What to produce: Return all of the entries word for word, but omit the pictures they contain.

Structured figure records
☆ ☆ ☆ ☆

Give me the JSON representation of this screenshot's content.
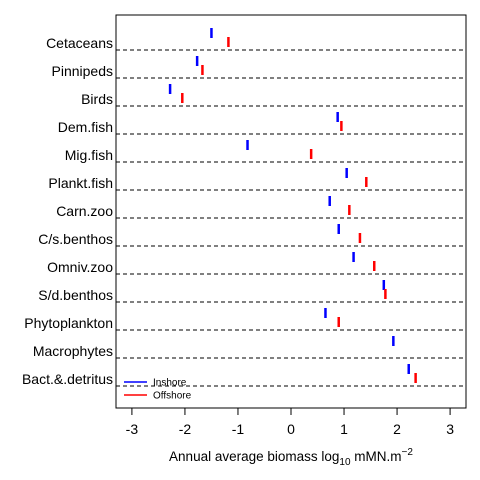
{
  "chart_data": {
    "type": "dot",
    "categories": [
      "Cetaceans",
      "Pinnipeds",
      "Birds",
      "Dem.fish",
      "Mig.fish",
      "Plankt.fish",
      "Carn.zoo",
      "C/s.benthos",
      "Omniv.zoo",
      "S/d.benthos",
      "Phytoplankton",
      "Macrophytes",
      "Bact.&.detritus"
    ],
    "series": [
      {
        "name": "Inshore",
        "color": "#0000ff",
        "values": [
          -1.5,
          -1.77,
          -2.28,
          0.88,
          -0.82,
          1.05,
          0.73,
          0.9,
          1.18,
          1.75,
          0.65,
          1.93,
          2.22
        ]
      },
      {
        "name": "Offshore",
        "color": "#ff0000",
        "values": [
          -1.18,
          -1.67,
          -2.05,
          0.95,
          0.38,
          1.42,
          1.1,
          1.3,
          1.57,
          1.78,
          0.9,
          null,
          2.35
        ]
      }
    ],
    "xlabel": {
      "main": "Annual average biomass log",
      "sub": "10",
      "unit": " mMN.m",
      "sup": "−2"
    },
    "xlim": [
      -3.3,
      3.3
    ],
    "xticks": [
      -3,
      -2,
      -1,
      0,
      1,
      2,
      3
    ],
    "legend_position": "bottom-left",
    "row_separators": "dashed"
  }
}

☆ ☆ ☆ ☆

Final result:
Give me the JSON representation of this screenshot's content.
{
  "chart_data": {
    "type": "dot",
    "categories": [
      "Cetaceans",
      "Pinnipeds",
      "Birds",
      "Dem.fish",
      "Mig.fish",
      "Plankt.fish",
      "Carn.zoo",
      "C/s.benthos",
      "Omniv.zoo",
      "S/d.benthos",
      "Phytoplankton",
      "Macrophytes",
      "Bact.&.detritus"
    ],
    "series": [
      {
        "name": "Inshore",
        "color": "#0000ff",
        "values": [
          -1.5,
          -1.77,
          -2.28,
          0.88,
          -0.82,
          1.05,
          0.73,
          0.9,
          1.18,
          1.75,
          0.65,
          1.93,
          2.22
        ]
      },
      {
        "name": "Offshore",
        "color": "#ff0000",
        "values": [
          -1.18,
          -1.67,
          -2.05,
          0.95,
          0.38,
          1.42,
          1.1,
          1.3,
          1.57,
          1.78,
          0.9,
          null,
          2.35
        ]
      }
    ],
    "xlabel": {
      "main": "Annual average biomass log",
      "sub": "10",
      "unit": " mMN.m",
      "sup": "−2"
    },
    "xlim": [
      -3.3,
      3.3
    ],
    "xticks": [
      -3,
      -2,
      -1,
      0,
      1,
      2,
      3
    ],
    "legend_position": "bottom-left",
    "row_separators": "dashed"
  }
}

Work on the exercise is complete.